═══ Material provided ═══
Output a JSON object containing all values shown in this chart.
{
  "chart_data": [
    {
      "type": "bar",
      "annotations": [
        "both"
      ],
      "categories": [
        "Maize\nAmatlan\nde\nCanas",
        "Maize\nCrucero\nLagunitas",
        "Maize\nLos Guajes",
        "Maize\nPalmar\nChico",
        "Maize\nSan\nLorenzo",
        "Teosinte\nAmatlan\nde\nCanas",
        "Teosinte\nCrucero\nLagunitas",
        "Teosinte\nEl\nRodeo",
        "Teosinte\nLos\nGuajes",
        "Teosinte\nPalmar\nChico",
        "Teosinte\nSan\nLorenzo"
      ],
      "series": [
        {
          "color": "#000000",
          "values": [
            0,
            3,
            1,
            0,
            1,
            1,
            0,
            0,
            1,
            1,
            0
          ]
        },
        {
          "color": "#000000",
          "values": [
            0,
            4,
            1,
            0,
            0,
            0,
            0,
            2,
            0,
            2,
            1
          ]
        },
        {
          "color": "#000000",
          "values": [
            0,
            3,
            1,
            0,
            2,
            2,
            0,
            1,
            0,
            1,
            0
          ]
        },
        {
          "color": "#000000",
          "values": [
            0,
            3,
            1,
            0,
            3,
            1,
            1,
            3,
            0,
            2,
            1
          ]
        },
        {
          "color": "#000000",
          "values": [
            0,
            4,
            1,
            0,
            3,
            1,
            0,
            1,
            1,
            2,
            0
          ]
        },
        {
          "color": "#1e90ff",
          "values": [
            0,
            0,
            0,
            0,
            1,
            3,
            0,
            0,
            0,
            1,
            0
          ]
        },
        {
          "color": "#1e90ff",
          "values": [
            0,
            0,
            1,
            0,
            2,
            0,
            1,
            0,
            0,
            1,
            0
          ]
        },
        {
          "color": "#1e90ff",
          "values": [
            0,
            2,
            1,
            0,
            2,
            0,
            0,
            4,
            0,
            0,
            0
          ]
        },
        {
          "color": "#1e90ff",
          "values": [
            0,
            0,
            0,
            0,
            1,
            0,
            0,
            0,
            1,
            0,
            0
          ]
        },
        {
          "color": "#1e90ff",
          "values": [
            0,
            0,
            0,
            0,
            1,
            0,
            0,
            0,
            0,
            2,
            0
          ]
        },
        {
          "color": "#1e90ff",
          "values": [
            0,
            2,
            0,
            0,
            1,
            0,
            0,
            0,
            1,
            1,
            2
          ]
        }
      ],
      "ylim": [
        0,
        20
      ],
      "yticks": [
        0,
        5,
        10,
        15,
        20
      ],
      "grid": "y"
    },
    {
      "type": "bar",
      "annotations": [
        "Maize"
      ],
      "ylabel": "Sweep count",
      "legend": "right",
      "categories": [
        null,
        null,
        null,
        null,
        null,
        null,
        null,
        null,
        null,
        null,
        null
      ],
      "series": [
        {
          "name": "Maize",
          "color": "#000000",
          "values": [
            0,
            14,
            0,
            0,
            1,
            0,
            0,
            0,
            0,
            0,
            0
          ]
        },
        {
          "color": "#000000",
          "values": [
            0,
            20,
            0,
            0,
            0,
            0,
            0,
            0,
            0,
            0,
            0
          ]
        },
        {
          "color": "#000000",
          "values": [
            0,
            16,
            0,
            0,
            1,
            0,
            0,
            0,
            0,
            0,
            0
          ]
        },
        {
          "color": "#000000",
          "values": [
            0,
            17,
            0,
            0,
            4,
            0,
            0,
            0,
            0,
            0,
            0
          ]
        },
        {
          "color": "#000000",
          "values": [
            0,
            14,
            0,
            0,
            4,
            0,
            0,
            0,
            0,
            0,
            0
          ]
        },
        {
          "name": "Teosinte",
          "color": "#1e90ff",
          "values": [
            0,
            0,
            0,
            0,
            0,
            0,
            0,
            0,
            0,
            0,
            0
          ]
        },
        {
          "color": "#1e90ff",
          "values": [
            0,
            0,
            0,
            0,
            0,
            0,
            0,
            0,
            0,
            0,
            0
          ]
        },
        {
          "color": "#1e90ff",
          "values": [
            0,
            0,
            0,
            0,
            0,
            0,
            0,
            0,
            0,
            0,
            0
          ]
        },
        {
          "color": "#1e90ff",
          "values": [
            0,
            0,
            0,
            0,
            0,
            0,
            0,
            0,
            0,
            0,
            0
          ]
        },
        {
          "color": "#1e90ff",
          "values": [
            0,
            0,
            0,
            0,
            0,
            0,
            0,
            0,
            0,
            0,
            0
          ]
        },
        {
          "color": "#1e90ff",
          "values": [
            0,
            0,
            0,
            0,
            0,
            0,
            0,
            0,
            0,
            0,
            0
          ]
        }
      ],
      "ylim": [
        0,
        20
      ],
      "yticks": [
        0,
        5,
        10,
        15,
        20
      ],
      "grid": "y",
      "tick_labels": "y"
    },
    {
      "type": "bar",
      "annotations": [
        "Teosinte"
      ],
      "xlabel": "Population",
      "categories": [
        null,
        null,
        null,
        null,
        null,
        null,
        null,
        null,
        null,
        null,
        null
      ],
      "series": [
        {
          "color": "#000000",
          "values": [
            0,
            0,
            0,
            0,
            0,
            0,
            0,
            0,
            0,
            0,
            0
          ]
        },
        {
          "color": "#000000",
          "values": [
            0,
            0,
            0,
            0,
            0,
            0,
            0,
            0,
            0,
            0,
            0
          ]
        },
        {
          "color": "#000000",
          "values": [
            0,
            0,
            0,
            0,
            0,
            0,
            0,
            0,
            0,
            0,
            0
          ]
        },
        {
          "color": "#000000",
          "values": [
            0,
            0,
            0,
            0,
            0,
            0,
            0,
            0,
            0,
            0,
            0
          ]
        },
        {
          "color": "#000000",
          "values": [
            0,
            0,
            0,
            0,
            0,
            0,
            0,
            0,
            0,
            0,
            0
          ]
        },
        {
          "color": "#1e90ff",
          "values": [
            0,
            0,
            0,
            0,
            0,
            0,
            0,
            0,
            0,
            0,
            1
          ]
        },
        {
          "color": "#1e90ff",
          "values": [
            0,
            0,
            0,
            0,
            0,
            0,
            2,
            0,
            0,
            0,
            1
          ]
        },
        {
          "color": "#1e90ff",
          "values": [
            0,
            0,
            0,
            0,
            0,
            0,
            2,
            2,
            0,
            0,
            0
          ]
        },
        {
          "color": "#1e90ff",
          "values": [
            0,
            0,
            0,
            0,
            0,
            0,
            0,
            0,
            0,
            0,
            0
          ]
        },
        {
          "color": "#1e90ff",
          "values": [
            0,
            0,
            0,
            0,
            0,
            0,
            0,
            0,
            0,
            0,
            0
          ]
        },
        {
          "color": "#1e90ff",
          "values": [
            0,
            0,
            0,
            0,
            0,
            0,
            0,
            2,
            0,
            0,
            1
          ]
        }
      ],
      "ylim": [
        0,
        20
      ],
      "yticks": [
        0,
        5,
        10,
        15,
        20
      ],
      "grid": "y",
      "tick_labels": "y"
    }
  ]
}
═══
- **Task brief**: Search the data for "nCanas". Copy every matching line.

- **Full solution**:
        "Maize\nAmatlan\nde\nCanas",
        "Teosinte\nAmatlan\nde\nCanas",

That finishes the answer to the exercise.